**Texto citado:**
================================

Por Herberson Sonkha

Meu amigo e companheiro de partido, Prof. Marcelo Neves, um militante cético no sentido de não acreditar que este modelo de administração política em funcionamento, adotado pelo campo hegemônico do Partido dos Trabalhadores, possa representar alguma mudança substancial que desperte o interesse da militância social. Ao discutir o ponto nevrálgico no debate à sucessão eleitoral no município, o Prof. Marcelo Neves, carregado de um regionalismo típico do norte e nordeste, ao expressar sua angustia com os descaminhos ideológicos do atual governo petista de Vitória da Conquista, na Bahia e no Brasil empregou uma expressão nada usual, “o levante das catrevagens” para chamar a atenção para a necessidade de politização à esquerda do processo interno de escolha de nomes.

================================

**Lista de tarefas:**
[1] Diga se cada afirmação abaixo está de acordo com o texto sobre o levante das catrevagens e responda sim ou não, citando literalmente as palavras do texto que decidem a questão. (a) Marcelo Neves é companheiro de partido do autor. (b) Marcelo Neves acredita que o modelo de administração adotado pelo campo hegemônico do Partido dos Trabalhadores trará uma mudança substancial. (c) A expressão "o levante das catrevagens" foi empregada para chamar a atenção para a necessidade de politização à esquerda do processo interno de escolha de nomes.
[2] Reproduza fielmente o trecho do texto sobre o levante das catrevagens que vai de "Por Herberson Sonkha" até "escolha de nomes.".
[3] Prossiga com o texto sobre o levante das catrevagens a partir da última frase apresentada.

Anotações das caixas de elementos
================================

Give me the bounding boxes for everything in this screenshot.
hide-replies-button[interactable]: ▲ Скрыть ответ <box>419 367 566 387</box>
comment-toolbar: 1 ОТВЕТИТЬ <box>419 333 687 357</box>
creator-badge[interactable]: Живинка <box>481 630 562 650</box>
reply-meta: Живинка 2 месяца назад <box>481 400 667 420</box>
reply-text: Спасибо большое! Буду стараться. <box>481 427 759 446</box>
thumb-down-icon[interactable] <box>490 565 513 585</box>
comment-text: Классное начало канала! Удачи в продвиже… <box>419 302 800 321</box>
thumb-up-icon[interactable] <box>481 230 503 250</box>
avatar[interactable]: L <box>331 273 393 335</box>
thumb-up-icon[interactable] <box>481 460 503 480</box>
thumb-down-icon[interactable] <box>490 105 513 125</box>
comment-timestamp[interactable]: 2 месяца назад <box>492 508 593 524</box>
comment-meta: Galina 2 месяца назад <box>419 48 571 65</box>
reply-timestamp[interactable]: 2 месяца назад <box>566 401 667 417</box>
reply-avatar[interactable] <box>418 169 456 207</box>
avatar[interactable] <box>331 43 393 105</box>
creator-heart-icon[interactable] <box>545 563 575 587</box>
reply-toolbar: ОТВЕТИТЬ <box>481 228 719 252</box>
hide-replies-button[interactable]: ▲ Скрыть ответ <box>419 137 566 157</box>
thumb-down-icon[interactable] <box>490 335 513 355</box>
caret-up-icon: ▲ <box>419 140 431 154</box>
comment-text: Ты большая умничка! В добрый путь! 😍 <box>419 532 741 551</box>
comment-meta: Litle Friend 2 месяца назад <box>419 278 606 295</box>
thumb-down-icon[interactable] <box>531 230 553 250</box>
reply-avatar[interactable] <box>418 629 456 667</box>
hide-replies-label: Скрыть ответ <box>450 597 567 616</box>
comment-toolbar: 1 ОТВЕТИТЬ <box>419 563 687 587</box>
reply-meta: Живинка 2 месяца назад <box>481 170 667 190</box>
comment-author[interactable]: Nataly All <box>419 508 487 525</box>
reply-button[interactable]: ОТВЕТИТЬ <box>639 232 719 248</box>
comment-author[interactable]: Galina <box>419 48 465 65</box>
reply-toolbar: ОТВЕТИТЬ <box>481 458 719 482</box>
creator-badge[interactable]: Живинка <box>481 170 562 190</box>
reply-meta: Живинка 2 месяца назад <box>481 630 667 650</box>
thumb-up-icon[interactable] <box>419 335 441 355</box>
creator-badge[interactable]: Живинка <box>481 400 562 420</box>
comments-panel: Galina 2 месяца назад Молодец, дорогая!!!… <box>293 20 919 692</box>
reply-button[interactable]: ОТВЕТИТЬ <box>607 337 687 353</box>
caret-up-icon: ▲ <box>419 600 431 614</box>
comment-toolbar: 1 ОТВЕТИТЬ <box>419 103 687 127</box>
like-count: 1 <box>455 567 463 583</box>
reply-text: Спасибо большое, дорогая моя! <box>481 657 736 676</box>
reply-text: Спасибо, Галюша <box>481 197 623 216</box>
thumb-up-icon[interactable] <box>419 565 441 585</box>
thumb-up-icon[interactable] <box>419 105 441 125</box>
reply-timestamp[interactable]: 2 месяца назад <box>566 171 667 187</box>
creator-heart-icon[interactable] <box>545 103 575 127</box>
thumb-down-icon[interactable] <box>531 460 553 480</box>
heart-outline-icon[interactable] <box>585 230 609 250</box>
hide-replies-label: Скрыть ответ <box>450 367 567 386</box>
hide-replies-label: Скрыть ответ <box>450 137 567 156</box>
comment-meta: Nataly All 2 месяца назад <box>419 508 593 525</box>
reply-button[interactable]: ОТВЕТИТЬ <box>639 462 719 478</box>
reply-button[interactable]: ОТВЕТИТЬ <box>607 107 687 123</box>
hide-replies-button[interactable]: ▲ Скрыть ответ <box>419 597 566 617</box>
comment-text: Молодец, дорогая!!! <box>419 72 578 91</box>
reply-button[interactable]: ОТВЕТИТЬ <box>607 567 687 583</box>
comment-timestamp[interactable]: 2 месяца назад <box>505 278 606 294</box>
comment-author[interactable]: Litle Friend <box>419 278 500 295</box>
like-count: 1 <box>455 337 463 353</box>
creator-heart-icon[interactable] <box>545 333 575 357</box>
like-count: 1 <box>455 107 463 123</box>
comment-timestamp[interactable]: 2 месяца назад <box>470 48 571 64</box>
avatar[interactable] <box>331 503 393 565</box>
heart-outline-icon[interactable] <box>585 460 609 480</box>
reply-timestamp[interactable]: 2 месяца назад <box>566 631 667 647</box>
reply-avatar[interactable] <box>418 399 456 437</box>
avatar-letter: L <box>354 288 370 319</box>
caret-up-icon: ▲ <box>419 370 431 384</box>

================================

**Respostas dos exercícios:**
[1]
(a) Sim: "Meu amigo e companheiro de partido, Prof. Marcelo Neves".
(b) Não: "um militante cético no sentido de não acreditar que este modelo de administração política em funcionamento, adotado pelo campo hegemônico do Partido dos Trabalhadores, possa representar alguma mudança substancial".
(c) Sim: "empregou uma expressão nada usual, “o levante das catrevagens” para chamar a atenção para a necessidade de politização à esquerda do processo interno de escolha de nomes".

[2]
Por Herberson Sonkha

Meu amigo e companheiro de partido, Prof. Marcelo Neves, um militante cético no sentido de não acreditar que este modelo de administração política em funcionamento, adotado pelo campo hegemônico do Partido dos Trabalhadores, possa representar alguma mudança substancial que desperte o interesse da militância social. Ao discutir o ponto nevrálgico no debate à sucessão eleitoral no município, o Prof. Marcelo Neves, carregado de um regionalismo típico do norte e nordeste, ao expressar sua angustia com os descaminhos ideológicos do atual governo petista de Vitória da Conquista, na Bahia e no Brasil empregou uma expressão nada usual, “o levante das catrevagens” para chamar a atenção para a necessidade de politização à esquerda do processo interno de escolha de nomes.

[3]
Fiquei por minutos ruminando para entender esta palavra e seu uso não menos raro. Na verdade, o Prof. Marcelo Neves é um desses nascidos nos anos septuagenário do século XX, que migra para Vitória da Conquista e passa a conviver com o bairro Brasil e guarda deste período relações culturais, políticas e religiosa com o perfil operário do bairro Brasil (antes, bairro Departamento), que habitualmente acolhe centenas de egressos dos oitos Estados nordestinos, mais os imigrantes do recôncavo, particularmente os  miguelenses que segundo o poeta, antropólogo, historiador, tradutor, escritor e ensaísta Antonio Risério afirma ser esta região a que mais recebeu cristãos novos do qualquer outra região da Bahia, nos séculos XVI á XVII, portanto, judeus convertidos ao cristianismo o que justifica positivamente a habilidade e a disciplina para os negócios.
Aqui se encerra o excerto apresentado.